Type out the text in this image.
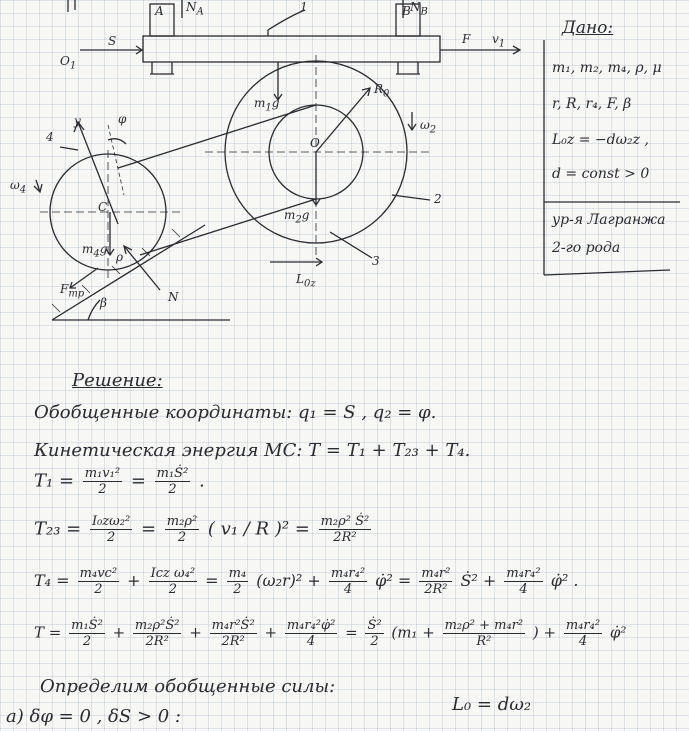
A $N_A$	B $N_B$
1
$O_1$
S	F $v_1$
$R_0$
$m_1g$
$\omega_2$
φ
O
2
3
$m_2g$
$L_{0z}$
4
y
$\omega_4$
C
$m_4g$
ρ
$F_{тр}$
β	N
Дано:
m₁, m₂, m₄, ρ, μ
r, R, r₄, F, β
L₀z = −dω₂z ,
d = const > 0
ур-я Лагранжа
2-го рода
Решение:
Обобщенные координаты: q₁ = S , q₂ = φ.
Кинетическая энергия МС: T = T₁ + T₂₃ + T₄.
$T_1 = \frac{\text{m₁v₁²}}{2} = \frac{\text{m₁Ṡ²}}{2}$ .
$T_{23} = \frac{\text{I₀zω₂²}}{2} = \frac{\text{m₂ρ²}}{2}$ ( v₁ / R )$^2 = \frac{\text{m₂ρ² Ṡ²}}{\text{2R²}}$
$T_4 = \frac{\text{m₄vc²}}{2} + \frac{\text{Icz ω₄²}}{2} = \frac{\text{m₄}}{2} (\omega_2r)^2 + \frac{\text{m₄r₄²}}{4}$ φ̇² = $\frac{\text{m₄r²}}{\text{2R²}}$ Ṡ² + $\frac{\text{m₄r₄²}}{4}$ φ̇² .
$T = \frac{\text{m₁Ṡ²}}{2} + \frac{\text{m₂ρ²Ṡ²}}{\text{2R²}} + \frac{\text{m₄r²Ṡ²}}{\text{2R²}} + \frac{\text{m₄r₄²φ̇²}}{4} = \frac{\text{Ṡ²}}{2} (m_1 + \frac{\text{m₂ρ² + m₄r²}}{\text{R²}}$ ) + $\frac{\text{m₄r₄²}}{4}$ φ̇²
Определим обобщенные силы:
а) δφ = 0 , δS > 0 :
L₀ = dω₂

=-=-=

Exercise brief ->
Go through the listing above and return every line where the word "m₄r₄²" occurs.

Solved exercise ->
$T_4 = \frac{\text{m₄vc²}}{2} + \frac{\text{Icz ω₄²}}{2} = \frac{\text{m₄}}{2} (\omega_2r)^2 + \frac{\text{m₄r₄²}}{4}$ φ̇² = $\frac{\text{m₄r²}}{\text{2R²}}$ Ṡ² + $\frac{\text{m₄r₄²}}{4}$ φ̇² .
$T = \frac{\text{m₁Ṡ²}}{2} + \frac{\text{m₂ρ²Ṡ²}}{\text{2R²}} + \frac{\text{m₄r²Ṡ²}}{\text{2R²}} + \frac{\text{m₄r₄²φ̇²}}{4} = \frac{\text{Ṡ²}}{2} (m_1 + \frac{\text{m₂ρ² + m₄r²}}{\text{R²}}$ ) + $\frac{\text{m₄r₄²}}{4}$ φ̇²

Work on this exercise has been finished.